- PROBLEM TO SOLVE
Copy all lines holding the word "появляться" from the entries.

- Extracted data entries
--- --- ---

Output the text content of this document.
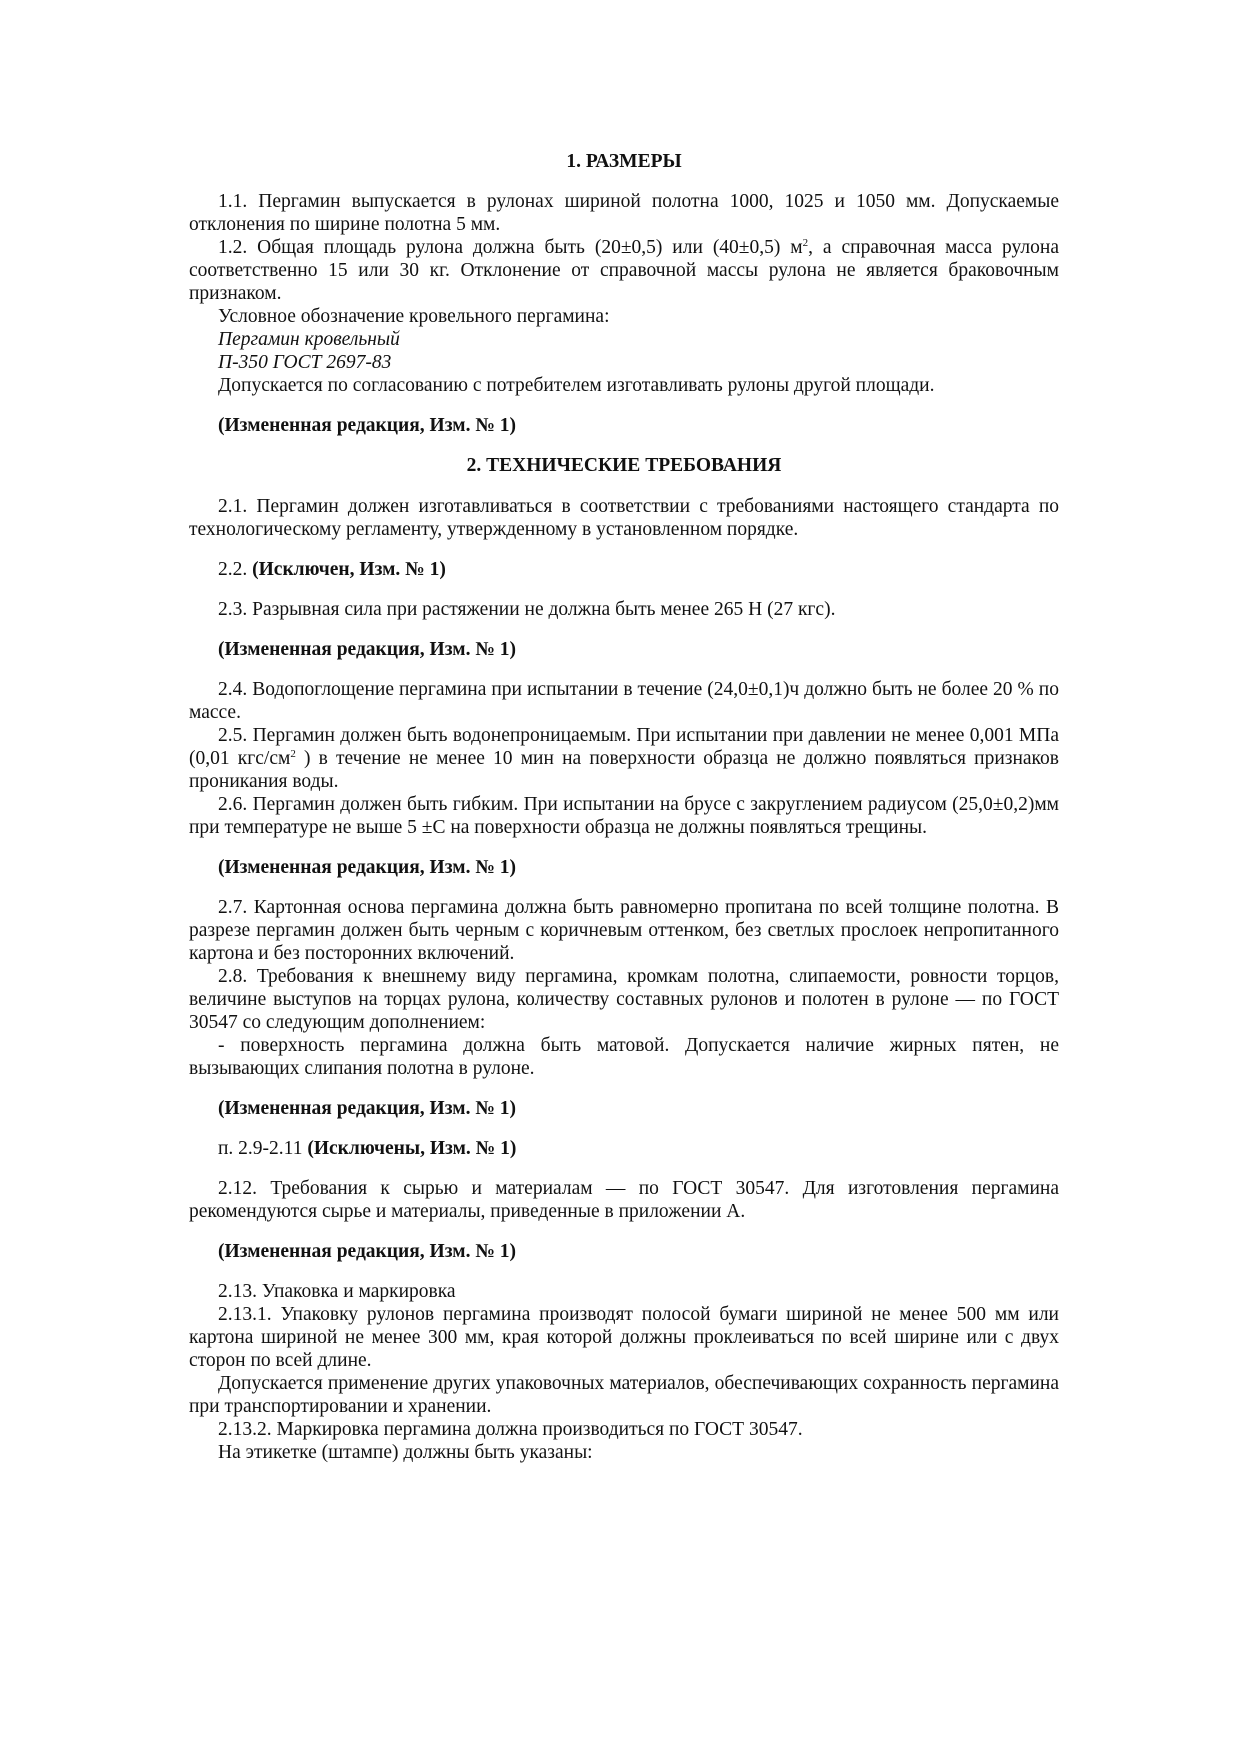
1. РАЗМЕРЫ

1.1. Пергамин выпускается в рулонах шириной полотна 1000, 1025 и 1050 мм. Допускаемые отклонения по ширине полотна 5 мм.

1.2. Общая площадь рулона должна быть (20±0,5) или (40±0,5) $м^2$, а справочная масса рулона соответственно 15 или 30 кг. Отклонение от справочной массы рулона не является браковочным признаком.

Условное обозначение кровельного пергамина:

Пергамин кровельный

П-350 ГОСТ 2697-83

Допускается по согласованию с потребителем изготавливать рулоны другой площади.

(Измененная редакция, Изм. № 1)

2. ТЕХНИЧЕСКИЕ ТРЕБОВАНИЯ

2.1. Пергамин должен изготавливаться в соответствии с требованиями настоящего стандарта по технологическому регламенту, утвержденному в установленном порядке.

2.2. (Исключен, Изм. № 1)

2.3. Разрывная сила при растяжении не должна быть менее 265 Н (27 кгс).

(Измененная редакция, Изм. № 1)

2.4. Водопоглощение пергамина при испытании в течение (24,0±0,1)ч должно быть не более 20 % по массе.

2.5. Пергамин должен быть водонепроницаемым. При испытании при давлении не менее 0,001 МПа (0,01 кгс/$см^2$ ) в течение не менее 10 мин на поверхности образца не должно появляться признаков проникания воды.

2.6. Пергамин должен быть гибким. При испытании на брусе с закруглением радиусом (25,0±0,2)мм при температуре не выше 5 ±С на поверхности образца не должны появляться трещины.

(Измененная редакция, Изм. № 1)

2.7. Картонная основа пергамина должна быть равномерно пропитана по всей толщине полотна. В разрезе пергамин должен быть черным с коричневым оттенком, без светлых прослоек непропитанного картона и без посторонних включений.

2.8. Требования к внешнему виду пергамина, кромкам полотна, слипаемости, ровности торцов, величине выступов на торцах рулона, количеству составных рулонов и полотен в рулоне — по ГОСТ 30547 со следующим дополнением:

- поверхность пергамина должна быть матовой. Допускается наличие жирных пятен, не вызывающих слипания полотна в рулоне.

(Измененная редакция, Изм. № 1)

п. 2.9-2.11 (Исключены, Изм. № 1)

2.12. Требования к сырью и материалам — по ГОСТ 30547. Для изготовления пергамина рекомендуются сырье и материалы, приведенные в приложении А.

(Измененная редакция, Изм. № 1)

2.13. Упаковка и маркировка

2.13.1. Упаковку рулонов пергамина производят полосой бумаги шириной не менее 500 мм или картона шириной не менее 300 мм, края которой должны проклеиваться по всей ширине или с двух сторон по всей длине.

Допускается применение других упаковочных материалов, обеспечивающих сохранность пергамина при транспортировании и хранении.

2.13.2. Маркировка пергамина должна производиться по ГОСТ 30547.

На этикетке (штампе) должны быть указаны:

--- --- ---

- RESULT FOR THIS TASK
2.5. Пергамин должен быть водонепроницаемым. При испытании при давлении не менее 0,001 МПа (0,01 кгс/$см^2$ ) в течение не менее 10 мин на поверхности образца не должно появляться признаков проникания воды.
2.6. Пергамин должен быть гибким. При испытании на брусе с закруглением радиусом (25,0±0,2)мм при температуре не выше 5 ±С на поверхности образца не должны появляться трещины.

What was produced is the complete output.